(Source records)
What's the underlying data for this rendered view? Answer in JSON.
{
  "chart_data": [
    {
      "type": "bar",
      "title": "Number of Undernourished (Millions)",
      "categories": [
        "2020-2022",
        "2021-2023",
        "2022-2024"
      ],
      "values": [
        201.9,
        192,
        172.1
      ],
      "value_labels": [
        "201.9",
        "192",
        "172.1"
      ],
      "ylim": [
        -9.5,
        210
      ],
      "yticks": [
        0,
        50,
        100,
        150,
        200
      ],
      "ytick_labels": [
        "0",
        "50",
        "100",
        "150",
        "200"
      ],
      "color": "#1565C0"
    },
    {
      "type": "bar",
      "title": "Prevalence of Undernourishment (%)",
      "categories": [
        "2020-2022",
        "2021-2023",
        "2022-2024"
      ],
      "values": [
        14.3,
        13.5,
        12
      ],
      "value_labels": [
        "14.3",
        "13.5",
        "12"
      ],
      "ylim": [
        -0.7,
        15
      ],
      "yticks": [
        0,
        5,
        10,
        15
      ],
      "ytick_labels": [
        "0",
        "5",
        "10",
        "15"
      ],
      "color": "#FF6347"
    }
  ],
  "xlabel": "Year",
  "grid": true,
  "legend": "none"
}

...

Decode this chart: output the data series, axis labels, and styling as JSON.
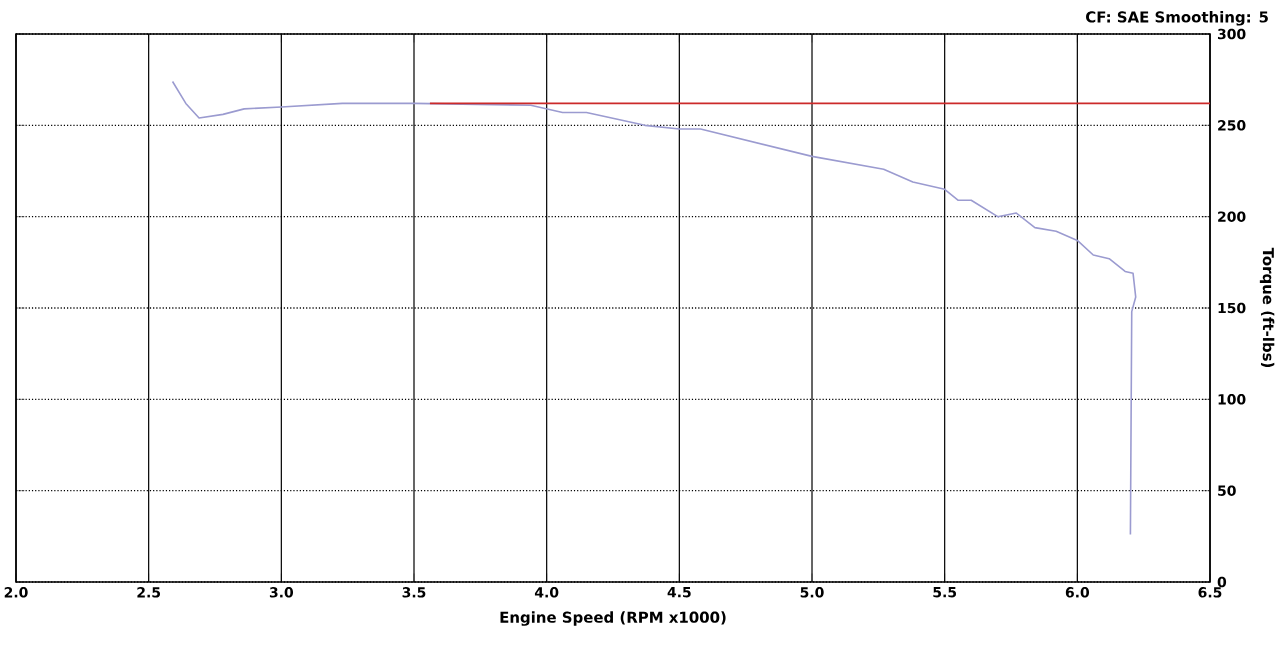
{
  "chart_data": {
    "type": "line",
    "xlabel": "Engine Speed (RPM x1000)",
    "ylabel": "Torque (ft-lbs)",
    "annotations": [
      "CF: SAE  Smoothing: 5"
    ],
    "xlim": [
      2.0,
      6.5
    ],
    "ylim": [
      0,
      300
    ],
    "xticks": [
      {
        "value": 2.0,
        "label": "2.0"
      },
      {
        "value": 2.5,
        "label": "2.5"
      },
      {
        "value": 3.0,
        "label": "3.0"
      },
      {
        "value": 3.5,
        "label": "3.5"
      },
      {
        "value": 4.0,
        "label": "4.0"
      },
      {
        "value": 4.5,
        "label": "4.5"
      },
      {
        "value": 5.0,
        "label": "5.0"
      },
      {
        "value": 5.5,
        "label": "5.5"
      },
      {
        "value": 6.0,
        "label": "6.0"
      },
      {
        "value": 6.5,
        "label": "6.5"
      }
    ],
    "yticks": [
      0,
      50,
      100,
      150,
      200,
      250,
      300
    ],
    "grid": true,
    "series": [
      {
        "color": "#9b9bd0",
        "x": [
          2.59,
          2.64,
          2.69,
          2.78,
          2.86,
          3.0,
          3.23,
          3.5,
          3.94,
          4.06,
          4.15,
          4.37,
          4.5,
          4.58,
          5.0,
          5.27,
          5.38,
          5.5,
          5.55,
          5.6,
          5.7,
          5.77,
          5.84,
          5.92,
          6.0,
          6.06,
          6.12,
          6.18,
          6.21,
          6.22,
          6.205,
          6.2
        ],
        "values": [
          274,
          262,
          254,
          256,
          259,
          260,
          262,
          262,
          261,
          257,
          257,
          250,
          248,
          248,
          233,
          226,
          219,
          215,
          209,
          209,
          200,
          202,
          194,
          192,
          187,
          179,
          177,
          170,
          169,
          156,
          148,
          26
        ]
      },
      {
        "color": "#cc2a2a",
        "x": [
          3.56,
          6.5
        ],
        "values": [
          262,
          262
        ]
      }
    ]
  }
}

---

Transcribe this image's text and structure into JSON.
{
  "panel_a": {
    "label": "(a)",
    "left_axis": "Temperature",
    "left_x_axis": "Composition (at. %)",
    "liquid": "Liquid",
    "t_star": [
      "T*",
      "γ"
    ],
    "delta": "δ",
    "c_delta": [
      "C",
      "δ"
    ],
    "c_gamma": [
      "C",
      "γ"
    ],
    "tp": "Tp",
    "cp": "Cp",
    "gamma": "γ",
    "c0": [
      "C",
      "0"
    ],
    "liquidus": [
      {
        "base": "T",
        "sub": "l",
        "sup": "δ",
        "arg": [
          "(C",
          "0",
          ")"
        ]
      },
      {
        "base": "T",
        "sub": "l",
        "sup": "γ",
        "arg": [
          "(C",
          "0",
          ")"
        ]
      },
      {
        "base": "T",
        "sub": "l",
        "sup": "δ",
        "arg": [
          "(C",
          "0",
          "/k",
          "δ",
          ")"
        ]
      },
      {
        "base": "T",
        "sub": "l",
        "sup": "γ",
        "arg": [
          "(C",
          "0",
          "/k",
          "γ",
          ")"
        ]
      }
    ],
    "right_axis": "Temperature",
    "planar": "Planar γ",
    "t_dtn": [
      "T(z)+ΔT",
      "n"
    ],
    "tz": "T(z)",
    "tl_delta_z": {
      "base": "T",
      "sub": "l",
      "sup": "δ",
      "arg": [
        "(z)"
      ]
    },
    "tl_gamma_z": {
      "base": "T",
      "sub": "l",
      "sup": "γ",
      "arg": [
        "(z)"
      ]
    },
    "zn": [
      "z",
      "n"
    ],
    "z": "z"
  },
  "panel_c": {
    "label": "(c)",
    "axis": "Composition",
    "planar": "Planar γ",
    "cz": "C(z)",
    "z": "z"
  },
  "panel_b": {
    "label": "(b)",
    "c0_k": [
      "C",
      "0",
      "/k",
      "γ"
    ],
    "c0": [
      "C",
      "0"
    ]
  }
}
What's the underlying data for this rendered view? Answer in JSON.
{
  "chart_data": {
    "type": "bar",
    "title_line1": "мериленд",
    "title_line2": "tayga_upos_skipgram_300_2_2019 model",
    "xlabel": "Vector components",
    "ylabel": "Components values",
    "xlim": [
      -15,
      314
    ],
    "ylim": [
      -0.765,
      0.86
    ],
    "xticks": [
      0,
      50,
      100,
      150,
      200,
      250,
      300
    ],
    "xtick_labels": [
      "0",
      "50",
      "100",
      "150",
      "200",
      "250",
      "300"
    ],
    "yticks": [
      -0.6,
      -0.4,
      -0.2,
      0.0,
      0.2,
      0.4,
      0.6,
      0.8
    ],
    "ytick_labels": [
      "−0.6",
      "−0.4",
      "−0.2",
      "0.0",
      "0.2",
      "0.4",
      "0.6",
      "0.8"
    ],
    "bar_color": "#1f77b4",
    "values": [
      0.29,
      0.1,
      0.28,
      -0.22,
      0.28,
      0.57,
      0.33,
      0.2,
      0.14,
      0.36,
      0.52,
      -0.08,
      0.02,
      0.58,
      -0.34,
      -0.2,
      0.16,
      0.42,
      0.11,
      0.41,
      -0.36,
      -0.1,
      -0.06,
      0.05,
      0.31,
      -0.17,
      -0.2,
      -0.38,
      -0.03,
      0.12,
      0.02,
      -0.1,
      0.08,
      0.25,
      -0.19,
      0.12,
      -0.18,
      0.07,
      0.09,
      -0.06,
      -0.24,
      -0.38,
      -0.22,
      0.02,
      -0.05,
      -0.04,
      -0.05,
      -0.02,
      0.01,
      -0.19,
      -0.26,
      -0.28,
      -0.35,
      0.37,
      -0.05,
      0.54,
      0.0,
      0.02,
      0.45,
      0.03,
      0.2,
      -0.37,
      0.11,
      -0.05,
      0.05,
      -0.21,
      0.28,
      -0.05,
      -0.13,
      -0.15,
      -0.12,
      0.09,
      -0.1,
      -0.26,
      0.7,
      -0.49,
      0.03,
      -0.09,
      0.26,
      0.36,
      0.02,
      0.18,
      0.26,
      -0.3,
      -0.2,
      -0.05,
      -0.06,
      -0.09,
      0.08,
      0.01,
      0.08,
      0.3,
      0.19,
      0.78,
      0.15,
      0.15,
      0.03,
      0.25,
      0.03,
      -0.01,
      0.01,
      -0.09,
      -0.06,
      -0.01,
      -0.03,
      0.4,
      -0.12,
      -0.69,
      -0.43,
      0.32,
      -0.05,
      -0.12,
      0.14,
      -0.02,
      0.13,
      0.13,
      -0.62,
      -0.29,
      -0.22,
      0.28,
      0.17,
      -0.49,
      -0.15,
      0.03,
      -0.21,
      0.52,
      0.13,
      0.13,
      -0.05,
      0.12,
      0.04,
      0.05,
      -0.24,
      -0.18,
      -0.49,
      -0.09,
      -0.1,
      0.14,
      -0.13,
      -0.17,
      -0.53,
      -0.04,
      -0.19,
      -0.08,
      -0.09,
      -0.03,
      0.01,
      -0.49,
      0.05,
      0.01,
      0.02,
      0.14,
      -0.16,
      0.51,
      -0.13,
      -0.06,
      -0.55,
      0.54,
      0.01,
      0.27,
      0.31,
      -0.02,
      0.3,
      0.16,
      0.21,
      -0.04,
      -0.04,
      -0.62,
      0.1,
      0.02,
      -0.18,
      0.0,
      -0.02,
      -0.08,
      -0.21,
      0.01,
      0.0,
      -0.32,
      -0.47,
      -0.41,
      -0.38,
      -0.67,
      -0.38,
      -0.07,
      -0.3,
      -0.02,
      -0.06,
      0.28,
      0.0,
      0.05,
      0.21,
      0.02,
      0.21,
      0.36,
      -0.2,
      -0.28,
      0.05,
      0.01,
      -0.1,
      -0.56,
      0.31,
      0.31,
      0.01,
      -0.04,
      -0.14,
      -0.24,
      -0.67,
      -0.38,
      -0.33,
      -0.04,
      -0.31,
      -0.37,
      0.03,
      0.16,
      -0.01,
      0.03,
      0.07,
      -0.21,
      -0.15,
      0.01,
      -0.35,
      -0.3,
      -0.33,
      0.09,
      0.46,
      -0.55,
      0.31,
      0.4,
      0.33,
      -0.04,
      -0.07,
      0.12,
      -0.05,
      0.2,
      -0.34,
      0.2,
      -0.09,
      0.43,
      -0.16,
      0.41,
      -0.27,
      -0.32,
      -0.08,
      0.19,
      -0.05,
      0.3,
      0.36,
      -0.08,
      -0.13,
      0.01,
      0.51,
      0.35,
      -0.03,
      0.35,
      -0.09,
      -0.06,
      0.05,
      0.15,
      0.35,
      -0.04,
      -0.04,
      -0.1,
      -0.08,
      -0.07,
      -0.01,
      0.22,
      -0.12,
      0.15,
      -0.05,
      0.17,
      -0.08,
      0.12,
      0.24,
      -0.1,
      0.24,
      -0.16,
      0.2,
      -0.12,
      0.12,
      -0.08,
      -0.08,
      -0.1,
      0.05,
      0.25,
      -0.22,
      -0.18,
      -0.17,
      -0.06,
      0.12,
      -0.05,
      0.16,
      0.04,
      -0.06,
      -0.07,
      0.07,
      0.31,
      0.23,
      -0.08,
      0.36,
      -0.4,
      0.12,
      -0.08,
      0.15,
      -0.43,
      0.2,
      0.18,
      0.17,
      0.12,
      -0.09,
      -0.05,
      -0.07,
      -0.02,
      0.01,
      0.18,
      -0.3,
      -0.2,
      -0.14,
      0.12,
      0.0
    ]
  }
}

Stated goal: Search the entries for the word "Temperature" and copy every line that has it.

Result of the task:
    "left_axis": "Temperature",
    "right_axis": "Temperature",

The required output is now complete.